— begin GIVEN RECORDS —
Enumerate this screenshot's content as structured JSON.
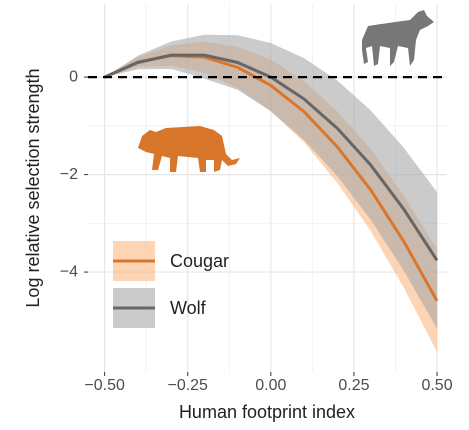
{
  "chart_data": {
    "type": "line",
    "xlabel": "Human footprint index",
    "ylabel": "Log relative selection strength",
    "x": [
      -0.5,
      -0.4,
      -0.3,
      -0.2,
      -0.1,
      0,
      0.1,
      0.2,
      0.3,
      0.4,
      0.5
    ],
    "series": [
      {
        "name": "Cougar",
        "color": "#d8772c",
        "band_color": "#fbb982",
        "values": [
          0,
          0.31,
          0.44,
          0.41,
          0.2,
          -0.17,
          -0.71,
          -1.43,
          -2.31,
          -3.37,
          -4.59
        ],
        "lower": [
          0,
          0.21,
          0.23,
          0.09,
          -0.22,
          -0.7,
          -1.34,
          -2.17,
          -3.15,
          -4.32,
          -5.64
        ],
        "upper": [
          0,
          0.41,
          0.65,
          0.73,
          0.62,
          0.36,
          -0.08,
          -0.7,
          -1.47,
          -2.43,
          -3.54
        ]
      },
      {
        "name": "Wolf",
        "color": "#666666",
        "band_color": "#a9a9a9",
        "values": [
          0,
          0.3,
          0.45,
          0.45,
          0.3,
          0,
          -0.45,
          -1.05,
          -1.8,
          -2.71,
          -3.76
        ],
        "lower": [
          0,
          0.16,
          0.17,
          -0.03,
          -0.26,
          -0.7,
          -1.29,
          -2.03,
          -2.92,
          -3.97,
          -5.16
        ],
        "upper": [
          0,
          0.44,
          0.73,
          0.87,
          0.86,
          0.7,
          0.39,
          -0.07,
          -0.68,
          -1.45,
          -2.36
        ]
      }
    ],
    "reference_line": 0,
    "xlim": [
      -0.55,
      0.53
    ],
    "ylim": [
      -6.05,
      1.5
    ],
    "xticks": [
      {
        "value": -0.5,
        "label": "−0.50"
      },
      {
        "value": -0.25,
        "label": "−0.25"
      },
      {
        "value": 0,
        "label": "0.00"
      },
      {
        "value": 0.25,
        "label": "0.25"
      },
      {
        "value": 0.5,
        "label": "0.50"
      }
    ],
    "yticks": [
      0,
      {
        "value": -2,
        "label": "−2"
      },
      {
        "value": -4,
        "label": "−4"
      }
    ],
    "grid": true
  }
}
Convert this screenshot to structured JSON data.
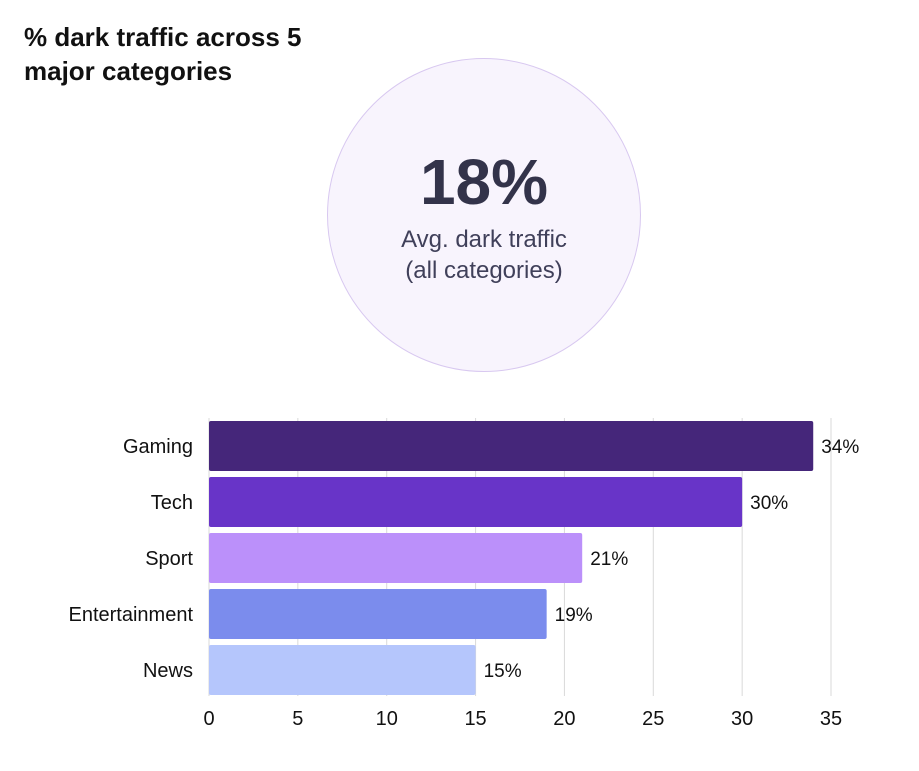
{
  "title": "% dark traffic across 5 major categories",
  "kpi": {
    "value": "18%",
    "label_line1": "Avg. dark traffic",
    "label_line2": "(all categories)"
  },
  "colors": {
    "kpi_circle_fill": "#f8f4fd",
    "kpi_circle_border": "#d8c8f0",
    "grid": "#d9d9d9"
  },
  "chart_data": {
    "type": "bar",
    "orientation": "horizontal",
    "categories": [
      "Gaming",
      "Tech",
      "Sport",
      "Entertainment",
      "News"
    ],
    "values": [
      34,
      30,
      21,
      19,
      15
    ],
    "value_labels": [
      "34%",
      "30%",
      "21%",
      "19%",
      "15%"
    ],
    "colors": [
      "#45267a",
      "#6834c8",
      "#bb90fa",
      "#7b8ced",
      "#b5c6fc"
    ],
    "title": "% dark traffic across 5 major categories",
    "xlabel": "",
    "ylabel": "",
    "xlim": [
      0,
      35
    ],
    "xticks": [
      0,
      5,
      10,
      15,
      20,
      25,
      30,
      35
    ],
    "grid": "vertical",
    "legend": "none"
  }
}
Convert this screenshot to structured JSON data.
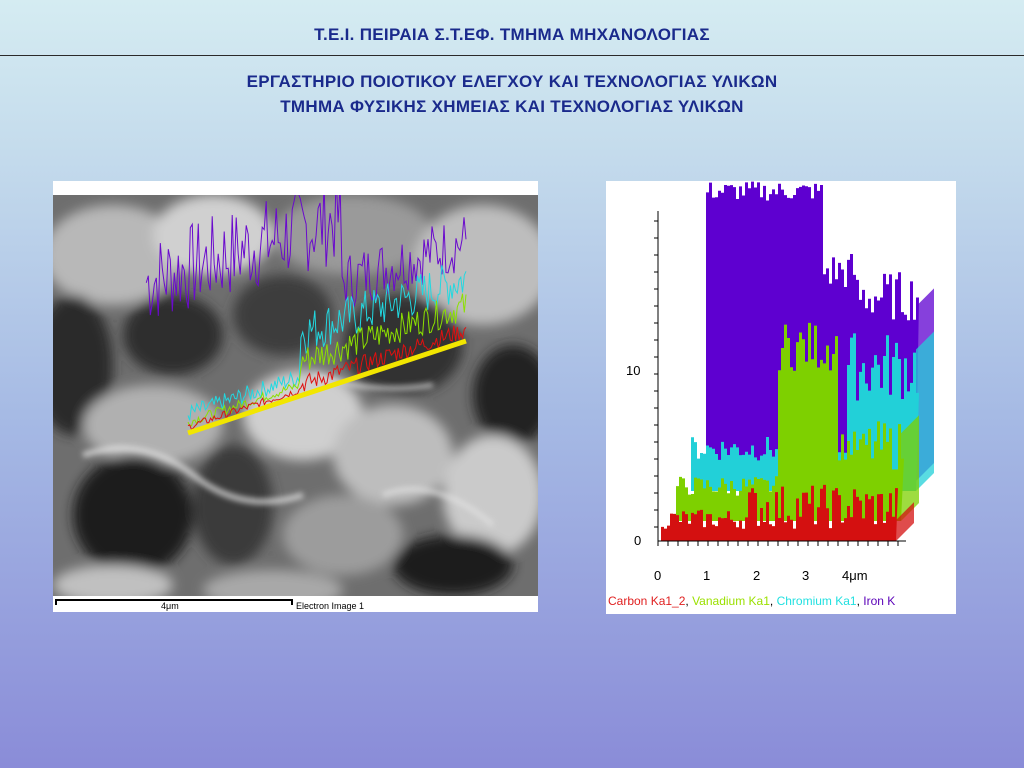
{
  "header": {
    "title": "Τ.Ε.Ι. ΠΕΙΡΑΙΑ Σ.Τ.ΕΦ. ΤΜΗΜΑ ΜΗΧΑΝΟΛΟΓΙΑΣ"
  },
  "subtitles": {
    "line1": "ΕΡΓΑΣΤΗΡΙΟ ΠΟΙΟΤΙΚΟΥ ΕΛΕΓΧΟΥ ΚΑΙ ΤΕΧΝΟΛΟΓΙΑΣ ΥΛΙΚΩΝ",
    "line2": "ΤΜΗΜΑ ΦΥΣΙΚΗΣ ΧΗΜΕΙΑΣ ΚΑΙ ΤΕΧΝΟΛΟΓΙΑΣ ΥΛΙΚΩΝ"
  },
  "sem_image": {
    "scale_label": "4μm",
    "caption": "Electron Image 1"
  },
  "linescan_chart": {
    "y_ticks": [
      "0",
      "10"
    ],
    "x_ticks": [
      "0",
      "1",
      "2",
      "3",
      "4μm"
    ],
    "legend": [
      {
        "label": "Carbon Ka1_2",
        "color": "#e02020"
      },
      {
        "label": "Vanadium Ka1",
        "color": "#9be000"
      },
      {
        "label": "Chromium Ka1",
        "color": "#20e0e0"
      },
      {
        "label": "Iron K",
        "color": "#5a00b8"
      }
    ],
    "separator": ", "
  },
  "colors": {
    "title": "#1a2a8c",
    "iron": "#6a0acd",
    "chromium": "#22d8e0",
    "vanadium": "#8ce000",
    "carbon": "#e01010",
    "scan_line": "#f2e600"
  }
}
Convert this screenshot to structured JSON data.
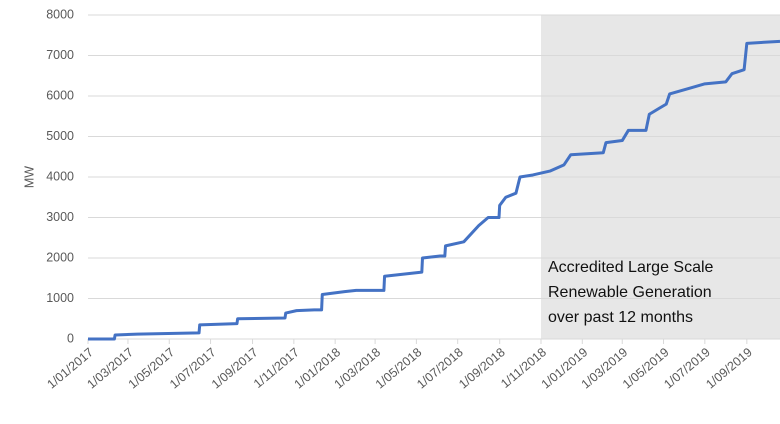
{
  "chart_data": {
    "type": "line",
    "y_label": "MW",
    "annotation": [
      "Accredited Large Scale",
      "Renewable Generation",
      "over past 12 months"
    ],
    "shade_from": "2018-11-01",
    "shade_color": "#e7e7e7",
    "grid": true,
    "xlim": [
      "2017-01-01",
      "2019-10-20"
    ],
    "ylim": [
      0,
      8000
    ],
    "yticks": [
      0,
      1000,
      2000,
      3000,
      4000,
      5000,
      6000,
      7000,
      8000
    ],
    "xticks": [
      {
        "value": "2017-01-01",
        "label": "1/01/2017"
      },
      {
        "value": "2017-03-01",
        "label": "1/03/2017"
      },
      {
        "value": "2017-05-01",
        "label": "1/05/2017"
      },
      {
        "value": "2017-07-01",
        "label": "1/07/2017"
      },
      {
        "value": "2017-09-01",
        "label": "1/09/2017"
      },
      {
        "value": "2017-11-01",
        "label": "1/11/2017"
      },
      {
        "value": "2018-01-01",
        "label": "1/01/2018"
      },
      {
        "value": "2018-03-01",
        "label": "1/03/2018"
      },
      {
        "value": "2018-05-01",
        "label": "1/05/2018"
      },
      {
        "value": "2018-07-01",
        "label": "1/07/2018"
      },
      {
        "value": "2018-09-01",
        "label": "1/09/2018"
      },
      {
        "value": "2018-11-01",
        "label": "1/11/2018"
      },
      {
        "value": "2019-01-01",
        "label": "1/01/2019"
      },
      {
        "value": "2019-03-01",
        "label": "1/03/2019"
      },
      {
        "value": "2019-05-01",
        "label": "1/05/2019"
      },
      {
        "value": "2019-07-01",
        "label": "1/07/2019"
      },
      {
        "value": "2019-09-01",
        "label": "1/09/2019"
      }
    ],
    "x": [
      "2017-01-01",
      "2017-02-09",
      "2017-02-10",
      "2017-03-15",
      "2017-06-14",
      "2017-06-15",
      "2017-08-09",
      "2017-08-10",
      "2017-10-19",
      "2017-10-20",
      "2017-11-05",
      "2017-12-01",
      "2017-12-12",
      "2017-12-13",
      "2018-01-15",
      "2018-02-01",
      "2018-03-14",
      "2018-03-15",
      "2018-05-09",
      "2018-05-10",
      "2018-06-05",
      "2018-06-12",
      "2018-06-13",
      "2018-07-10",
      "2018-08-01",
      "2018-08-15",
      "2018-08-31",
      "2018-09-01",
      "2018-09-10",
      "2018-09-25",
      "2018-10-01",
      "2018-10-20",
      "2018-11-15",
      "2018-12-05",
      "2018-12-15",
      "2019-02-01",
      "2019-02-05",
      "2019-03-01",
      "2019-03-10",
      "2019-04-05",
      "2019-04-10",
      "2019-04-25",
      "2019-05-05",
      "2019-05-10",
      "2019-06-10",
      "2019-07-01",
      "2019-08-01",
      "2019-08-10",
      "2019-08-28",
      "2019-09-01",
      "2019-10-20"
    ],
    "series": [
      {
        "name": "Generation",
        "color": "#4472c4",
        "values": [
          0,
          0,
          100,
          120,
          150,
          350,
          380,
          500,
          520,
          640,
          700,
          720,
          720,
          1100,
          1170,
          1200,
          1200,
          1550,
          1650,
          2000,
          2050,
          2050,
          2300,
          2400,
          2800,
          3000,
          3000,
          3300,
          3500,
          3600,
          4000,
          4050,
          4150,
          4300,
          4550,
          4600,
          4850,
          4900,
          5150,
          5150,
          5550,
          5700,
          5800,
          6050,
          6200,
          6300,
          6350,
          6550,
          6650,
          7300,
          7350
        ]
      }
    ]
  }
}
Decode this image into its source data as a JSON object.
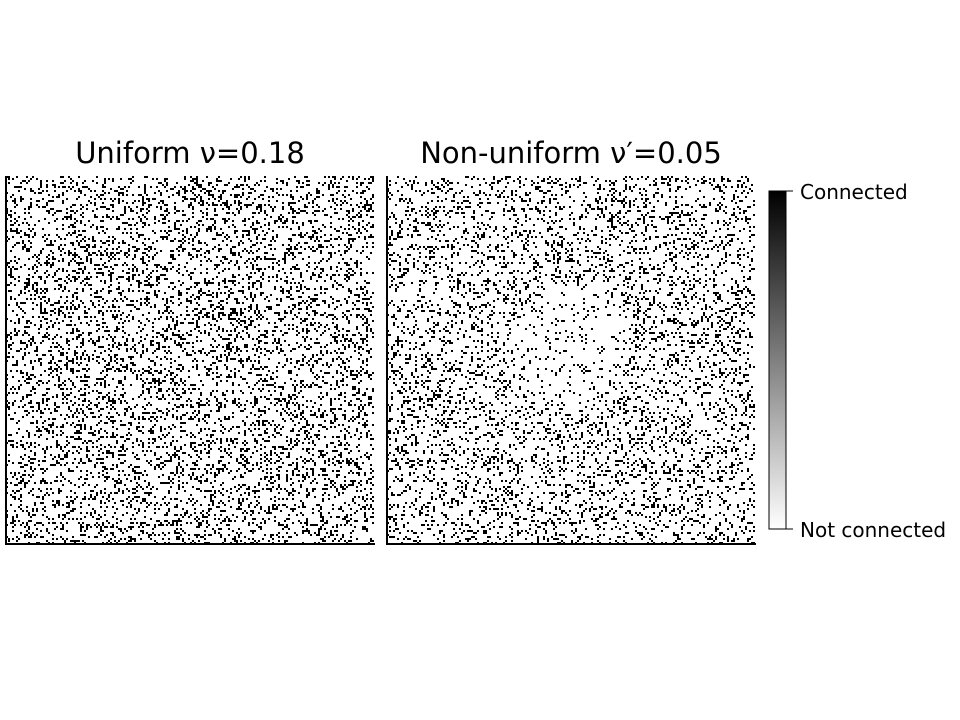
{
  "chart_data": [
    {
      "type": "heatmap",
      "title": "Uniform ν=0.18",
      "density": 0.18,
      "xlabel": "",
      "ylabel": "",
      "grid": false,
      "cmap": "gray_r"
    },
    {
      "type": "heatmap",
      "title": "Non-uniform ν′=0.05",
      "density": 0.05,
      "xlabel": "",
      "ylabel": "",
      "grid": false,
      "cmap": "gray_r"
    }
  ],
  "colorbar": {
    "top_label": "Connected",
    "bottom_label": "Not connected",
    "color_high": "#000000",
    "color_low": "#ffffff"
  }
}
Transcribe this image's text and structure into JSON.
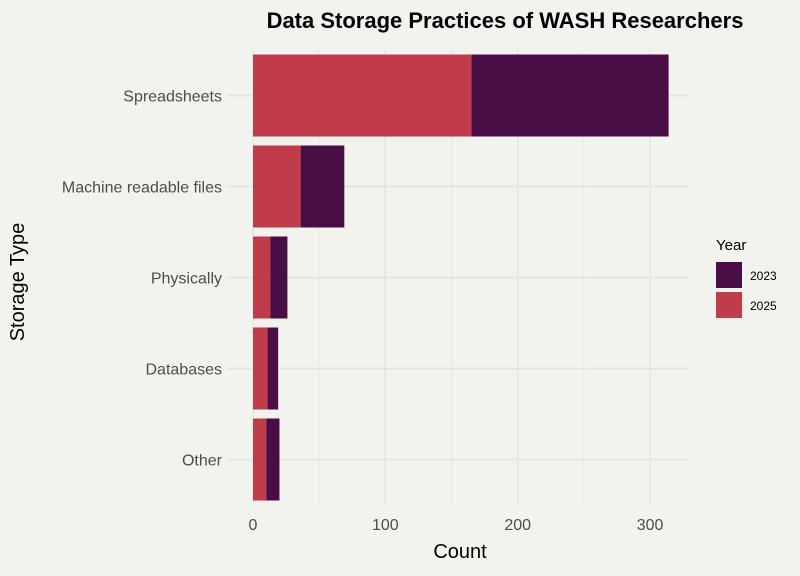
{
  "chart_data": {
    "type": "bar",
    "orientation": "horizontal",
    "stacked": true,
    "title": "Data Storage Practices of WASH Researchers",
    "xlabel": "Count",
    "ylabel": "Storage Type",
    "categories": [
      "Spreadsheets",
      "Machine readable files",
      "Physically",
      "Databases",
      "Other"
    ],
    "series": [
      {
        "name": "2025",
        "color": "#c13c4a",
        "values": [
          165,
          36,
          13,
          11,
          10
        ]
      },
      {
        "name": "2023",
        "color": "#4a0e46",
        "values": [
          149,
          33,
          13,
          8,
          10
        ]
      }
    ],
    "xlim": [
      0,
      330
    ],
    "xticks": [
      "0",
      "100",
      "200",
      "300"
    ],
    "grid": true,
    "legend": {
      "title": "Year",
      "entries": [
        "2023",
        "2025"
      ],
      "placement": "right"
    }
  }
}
— end GIVEN RECORDS —
Write out exactly the lines from the line containing "Transcribe this image's" through the last line of the listing above, please, and leave out any pictures.

Transcribe this image's text and structure into JSON.
{
  "chart_data": {
    "type": "bar",
    "orientation": "horizontal",
    "stacked": true,
    "title": "Data Storage Practices of WASH Researchers",
    "xlabel": "Count",
    "ylabel": "Storage Type",
    "categories": [
      "Spreadsheets",
      "Machine readable files",
      "Physically",
      "Databases",
      "Other"
    ],
    "series": [
      {
        "name": "2025",
        "color": "#c13c4a",
        "values": [
          165,
          36,
          13,
          11,
          10
        ]
      },
      {
        "name": "2023",
        "color": "#4a0e46",
        "values": [
          149,
          33,
          13,
          8,
          10
        ]
      }
    ],
    "xlim": [
      0,
      330
    ],
    "xticks": [
      "0",
      "100",
      "200",
      "300"
    ],
    "grid": true,
    "legend": {
      "title": "Year",
      "entries": [
        "2023",
        "2025"
      ],
      "placement": "right"
    }
  }
}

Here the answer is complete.